» Short problem: Determine how many lines include "type". Give the number and nothing else.

[Source records start]

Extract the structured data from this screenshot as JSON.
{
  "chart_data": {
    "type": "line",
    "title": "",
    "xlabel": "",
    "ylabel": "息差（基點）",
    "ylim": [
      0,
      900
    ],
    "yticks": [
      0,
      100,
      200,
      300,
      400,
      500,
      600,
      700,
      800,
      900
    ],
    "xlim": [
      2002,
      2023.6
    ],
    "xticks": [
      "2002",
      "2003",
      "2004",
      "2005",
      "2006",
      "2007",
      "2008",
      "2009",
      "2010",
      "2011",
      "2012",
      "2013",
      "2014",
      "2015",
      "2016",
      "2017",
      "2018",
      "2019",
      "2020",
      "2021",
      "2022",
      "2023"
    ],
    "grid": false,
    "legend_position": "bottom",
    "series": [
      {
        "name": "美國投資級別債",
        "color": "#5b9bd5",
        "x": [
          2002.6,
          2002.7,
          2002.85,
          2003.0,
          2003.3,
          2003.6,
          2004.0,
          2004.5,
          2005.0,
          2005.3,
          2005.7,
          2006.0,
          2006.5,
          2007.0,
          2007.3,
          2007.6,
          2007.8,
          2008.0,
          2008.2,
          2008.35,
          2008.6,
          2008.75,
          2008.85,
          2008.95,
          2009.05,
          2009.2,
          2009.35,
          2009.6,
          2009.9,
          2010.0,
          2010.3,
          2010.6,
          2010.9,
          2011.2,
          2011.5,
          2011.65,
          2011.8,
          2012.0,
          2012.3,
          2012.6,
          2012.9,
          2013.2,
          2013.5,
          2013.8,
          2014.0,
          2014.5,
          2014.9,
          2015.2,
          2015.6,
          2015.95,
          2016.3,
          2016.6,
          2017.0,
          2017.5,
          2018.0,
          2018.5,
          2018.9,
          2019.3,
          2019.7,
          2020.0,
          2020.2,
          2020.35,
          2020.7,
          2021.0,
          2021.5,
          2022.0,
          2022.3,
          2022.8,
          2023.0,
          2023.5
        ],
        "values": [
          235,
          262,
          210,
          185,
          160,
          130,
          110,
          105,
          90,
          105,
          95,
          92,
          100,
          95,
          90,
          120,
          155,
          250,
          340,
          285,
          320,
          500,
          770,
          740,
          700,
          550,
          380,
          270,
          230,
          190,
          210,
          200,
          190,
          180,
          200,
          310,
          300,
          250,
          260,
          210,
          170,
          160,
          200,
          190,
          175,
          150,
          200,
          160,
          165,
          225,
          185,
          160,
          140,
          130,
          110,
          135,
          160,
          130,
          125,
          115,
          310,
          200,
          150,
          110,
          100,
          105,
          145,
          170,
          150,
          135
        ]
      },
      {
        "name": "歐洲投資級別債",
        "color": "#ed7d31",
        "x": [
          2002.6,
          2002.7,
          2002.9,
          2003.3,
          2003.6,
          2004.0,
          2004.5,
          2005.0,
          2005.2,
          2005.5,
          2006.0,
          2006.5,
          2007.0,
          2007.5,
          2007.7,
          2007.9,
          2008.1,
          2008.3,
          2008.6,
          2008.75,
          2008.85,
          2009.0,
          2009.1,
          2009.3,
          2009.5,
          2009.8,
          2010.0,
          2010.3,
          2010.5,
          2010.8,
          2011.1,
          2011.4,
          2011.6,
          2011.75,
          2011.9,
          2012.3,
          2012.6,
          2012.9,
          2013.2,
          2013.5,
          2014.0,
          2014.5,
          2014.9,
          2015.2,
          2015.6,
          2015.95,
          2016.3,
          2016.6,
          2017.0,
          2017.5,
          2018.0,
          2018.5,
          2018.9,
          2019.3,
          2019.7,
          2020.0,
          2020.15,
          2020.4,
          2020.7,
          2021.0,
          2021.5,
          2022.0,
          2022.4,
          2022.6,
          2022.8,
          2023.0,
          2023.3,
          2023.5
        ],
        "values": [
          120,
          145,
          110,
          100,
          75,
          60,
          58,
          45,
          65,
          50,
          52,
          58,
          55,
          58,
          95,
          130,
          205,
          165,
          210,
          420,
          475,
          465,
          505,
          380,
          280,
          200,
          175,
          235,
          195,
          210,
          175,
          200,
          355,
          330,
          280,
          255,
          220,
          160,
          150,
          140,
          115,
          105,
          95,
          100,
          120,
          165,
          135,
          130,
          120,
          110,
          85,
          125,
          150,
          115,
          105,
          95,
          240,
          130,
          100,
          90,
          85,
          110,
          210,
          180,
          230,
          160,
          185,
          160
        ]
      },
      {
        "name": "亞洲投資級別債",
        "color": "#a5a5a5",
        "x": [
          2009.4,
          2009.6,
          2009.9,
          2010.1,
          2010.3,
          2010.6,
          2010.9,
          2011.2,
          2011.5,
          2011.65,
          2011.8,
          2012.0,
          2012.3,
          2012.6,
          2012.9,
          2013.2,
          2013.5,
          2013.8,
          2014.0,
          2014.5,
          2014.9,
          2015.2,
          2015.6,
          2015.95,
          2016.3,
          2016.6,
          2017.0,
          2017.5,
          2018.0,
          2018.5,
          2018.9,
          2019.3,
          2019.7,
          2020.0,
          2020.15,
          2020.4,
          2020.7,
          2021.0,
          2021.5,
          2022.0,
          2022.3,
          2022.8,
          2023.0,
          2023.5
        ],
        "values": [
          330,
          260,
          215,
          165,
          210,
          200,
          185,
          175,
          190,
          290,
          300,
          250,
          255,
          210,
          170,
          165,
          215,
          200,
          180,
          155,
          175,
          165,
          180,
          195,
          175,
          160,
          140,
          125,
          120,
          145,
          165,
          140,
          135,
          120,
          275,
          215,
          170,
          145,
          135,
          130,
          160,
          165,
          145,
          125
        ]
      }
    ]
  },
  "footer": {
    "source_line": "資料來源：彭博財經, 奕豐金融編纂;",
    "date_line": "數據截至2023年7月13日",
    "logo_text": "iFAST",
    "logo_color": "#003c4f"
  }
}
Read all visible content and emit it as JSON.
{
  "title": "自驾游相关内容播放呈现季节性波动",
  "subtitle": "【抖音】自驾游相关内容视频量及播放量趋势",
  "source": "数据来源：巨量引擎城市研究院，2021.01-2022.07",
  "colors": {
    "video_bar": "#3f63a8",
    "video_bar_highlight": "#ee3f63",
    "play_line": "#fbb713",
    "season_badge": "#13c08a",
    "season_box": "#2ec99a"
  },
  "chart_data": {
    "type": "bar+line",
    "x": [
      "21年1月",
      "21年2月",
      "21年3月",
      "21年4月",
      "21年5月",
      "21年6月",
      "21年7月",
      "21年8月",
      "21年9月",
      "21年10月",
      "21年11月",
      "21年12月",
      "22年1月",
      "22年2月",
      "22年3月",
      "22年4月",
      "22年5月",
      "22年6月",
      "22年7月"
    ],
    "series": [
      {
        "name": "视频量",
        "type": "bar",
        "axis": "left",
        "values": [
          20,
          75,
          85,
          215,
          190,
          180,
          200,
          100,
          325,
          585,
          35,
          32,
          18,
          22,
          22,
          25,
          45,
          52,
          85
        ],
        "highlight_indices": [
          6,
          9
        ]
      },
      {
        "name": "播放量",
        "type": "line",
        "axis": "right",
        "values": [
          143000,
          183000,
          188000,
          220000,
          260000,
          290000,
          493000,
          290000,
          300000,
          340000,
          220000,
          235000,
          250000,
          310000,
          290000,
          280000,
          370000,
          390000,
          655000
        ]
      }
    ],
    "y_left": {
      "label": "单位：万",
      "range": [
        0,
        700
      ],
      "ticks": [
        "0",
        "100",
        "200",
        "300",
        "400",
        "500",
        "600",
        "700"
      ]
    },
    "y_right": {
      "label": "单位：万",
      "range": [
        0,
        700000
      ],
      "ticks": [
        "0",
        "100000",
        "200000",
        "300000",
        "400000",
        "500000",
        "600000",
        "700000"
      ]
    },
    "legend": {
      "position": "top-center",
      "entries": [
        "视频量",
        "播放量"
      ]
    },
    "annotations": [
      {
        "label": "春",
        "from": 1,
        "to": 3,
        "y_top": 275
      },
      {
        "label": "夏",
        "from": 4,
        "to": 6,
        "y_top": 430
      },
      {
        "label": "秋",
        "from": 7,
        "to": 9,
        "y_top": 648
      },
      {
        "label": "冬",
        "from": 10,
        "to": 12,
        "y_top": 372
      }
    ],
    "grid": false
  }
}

[Source records end]

» Worked solution: 4